Description of the task
Every record below is to be retyped exactly.

(Data excerpts)
....

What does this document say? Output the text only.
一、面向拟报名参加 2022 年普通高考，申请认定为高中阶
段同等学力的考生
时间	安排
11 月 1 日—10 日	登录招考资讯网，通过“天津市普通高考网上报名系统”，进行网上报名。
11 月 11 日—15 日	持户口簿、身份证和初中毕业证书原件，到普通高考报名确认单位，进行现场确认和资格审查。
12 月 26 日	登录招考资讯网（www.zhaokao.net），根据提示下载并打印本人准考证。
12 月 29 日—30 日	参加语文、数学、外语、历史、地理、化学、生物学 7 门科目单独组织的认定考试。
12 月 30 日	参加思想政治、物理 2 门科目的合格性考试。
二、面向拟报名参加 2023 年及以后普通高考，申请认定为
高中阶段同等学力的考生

....

Task output
What does this document say? Output the text only.
一、面向拟报名参加 2022 年普通高考，申请认定为高中阶
段同等学力的考生
时间	安排
11 月 1 日—10 日	登录招考资讯网，通过“天津市普通高考网上报名系统”，进行网上报名。
11 月 11 日—15 日	持户口簿、身份证和初中毕业证书原件，到普通高考报名确认单位，进行现场确认和资格审查。
12 月 26 日	登录招考资讯网（www.zhaokao.net），根据提示下载并打印本人准考证。
12 月 29 日—30 日	参加语文、数学、外语、历史、地理、化学、生物学 7 门科目单独组织的认定考试。
12 月 30 日	参加思想政治、物理 2 门科目的合格性考试。
二、面向拟报名参加 2023 年及以后普通高考，申请认定为
高中阶段同等学力的考生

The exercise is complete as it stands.